Figure record extracts:
[start]

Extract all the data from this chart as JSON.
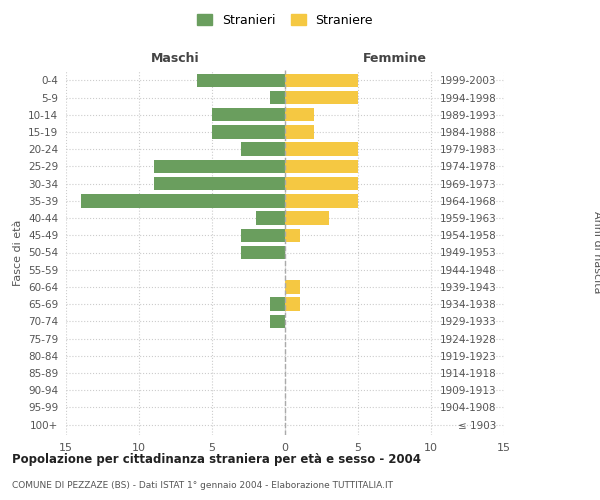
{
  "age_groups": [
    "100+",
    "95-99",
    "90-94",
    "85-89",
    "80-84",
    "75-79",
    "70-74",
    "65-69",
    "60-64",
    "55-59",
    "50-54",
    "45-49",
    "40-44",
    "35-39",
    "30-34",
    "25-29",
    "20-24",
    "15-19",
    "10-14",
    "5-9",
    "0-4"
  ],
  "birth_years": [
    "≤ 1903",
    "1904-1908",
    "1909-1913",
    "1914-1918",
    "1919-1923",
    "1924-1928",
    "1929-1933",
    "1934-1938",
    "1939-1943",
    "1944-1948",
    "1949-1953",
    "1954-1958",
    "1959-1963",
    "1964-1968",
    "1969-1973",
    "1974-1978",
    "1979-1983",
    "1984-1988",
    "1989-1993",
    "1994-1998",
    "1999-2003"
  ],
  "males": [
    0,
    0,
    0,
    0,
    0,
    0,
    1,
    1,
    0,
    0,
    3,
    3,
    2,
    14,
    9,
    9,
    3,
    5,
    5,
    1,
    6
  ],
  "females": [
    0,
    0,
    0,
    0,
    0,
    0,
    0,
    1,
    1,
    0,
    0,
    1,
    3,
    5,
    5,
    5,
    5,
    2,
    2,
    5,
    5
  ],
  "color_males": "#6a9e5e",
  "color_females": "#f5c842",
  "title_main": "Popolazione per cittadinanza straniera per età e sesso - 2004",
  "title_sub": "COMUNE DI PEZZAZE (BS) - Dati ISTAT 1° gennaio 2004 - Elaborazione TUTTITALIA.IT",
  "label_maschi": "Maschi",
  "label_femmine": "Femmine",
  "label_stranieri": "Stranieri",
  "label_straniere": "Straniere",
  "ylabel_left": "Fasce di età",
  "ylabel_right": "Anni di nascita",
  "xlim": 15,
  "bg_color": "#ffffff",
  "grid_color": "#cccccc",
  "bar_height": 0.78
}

[end]
[start]

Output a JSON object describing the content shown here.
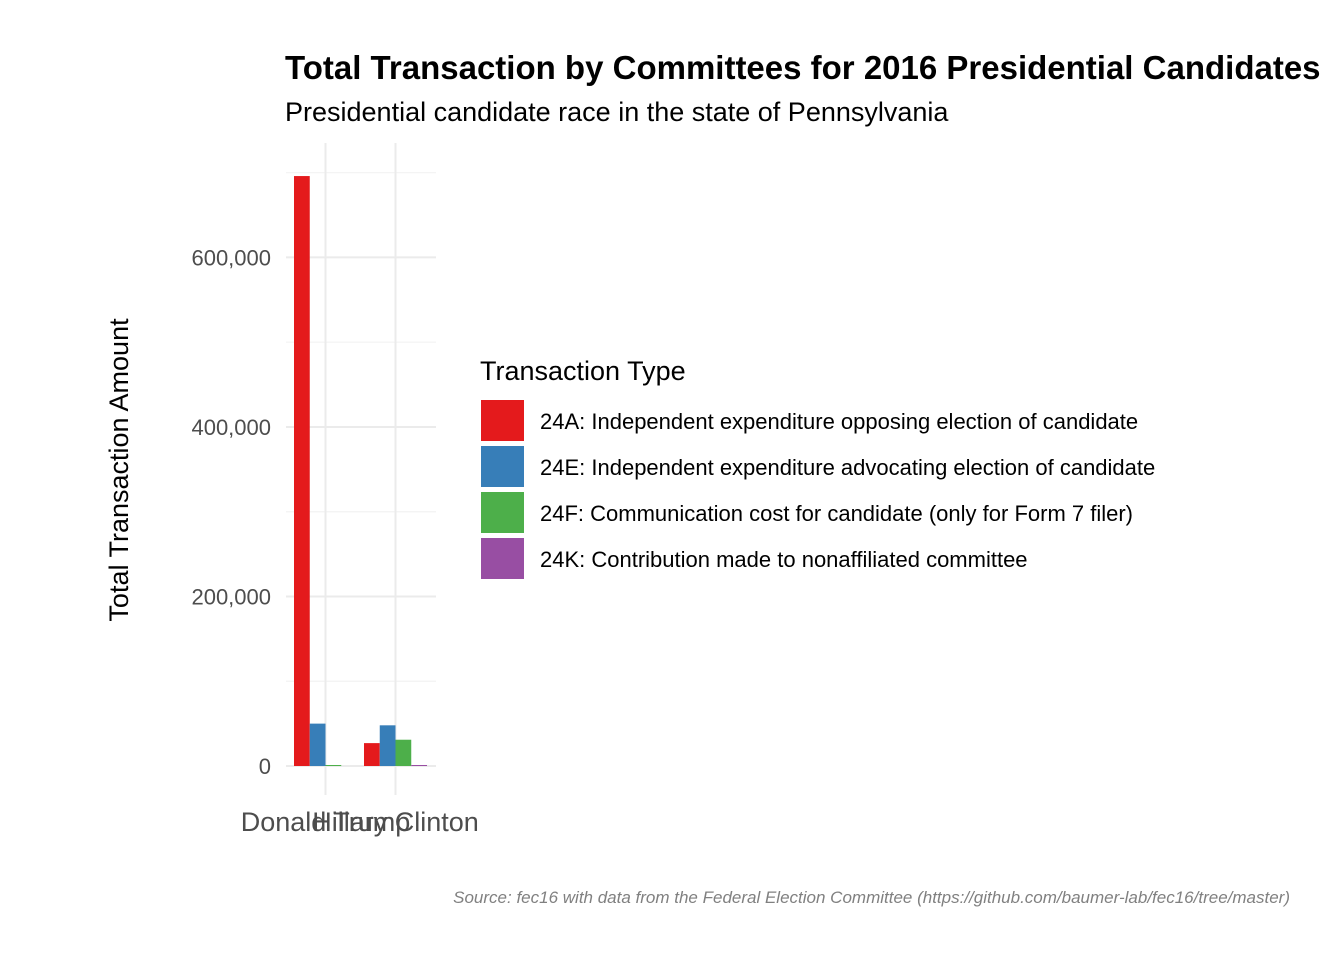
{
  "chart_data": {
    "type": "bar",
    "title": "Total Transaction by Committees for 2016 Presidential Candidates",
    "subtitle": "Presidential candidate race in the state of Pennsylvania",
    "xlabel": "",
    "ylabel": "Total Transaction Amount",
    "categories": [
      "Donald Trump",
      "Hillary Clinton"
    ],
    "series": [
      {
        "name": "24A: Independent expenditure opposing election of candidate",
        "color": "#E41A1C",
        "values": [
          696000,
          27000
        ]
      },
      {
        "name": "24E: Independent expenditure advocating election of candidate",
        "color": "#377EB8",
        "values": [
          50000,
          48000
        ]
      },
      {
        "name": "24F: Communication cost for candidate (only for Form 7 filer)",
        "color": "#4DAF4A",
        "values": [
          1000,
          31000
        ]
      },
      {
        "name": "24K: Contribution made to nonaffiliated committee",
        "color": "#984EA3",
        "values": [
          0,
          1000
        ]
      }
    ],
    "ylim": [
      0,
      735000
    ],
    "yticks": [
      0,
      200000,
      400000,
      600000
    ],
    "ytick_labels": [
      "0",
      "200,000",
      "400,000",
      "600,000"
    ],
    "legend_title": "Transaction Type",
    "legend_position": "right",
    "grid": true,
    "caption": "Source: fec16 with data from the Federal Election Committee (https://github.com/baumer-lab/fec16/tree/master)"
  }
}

[end]

> [Required task]: Check all the records above and select each line where the string "Total" is found.

> [Solution below]:
    "title": "Total Transaction by Committees for 2016 Presidential Candidates",
    "ylabel": "Total Transaction Amount",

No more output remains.